TASK GOAL
Below are some entries. Output each one exactly as it appears.

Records
* * * *

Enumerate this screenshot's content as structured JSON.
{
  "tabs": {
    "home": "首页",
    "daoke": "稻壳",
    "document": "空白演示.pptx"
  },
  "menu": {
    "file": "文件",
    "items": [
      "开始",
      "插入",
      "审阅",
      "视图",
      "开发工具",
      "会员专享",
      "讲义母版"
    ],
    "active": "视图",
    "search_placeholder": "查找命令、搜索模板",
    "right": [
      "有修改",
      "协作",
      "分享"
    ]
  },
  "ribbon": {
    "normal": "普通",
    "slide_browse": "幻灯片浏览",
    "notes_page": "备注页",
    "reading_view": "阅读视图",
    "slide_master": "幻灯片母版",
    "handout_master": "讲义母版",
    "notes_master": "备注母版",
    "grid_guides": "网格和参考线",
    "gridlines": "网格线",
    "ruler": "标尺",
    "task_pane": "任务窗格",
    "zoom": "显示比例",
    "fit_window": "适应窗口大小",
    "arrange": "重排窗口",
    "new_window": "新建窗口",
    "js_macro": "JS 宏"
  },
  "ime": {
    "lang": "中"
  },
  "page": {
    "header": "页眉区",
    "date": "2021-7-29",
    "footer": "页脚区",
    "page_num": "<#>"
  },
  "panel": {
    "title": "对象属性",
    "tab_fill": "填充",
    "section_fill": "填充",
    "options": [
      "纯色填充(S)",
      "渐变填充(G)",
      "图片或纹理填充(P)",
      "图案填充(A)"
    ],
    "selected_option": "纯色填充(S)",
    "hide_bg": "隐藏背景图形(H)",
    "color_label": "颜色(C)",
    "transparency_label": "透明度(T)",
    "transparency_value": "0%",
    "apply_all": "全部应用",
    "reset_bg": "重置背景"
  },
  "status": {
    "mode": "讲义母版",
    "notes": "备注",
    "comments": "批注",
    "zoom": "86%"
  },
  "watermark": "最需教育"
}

* * * *

COMPLETE ANSWER
Enumerate this screenshot's content as structured JSON.
{
  "tabs": {
    "home": "首页",
    "daoke": "稻壳",
    "document": "空白演示.pptx"
  },
  "menu": {
    "file": "文件",
    "items": [
      "开始",
      "插入",
      "审阅",
      "视图",
      "开发工具",
      "会员专享",
      "讲义母版"
    ],
    "active": "视图",
    "search_placeholder": "查找命令、搜索模板",
    "right": [
      "有修改",
      "协作",
      "分享"
    ]
  },
  "ribbon": {
    "normal": "普通",
    "slide_browse": "幻灯片浏览",
    "notes_page": "备注页",
    "reading_view": "阅读视图",
    "slide_master": "幻灯片母版",
    "handout_master": "讲义母版",
    "notes_master": "备注母版",
    "grid_guides": "网格和参考线",
    "gridlines": "网格线",
    "ruler": "标尺",
    "task_pane": "任务窗格",
    "zoom": "显示比例",
    "fit_window": "适应窗口大小",
    "arrange": "重排窗口",
    "new_window": "新建窗口",
    "js_macro": "JS 宏"
  },
  "ime": {
    "lang": "中"
  },
  "page": {
    "header": "页眉区",
    "date": "2021-7-29",
    "footer": "页脚区",
    "page_num": "<#>"
  },
  "panel": {
    "title": "对象属性",
    "tab_fill": "填充",
    "section_fill": "填充",
    "options": [
      "纯色填充(S)",
      "渐变填充(G)",
      "图片或纹理填充(P)",
      "图案填充(A)"
    ],
    "selected_option": "纯色填充(S)",
    "hide_bg": "隐藏背景图形(H)",
    "color_label": "颜色(C)",
    "transparency_label": "透明度(T)",
    "transparency_value": "0%",
    "apply_all": "全部应用",
    "reset_bg": "重置背景"
  },
  "status": {
    "mode": "讲义母版",
    "notes": "备注",
    "comments": "批注",
    "zoom": "86%"
  },
  "watermark": "最需教育"
}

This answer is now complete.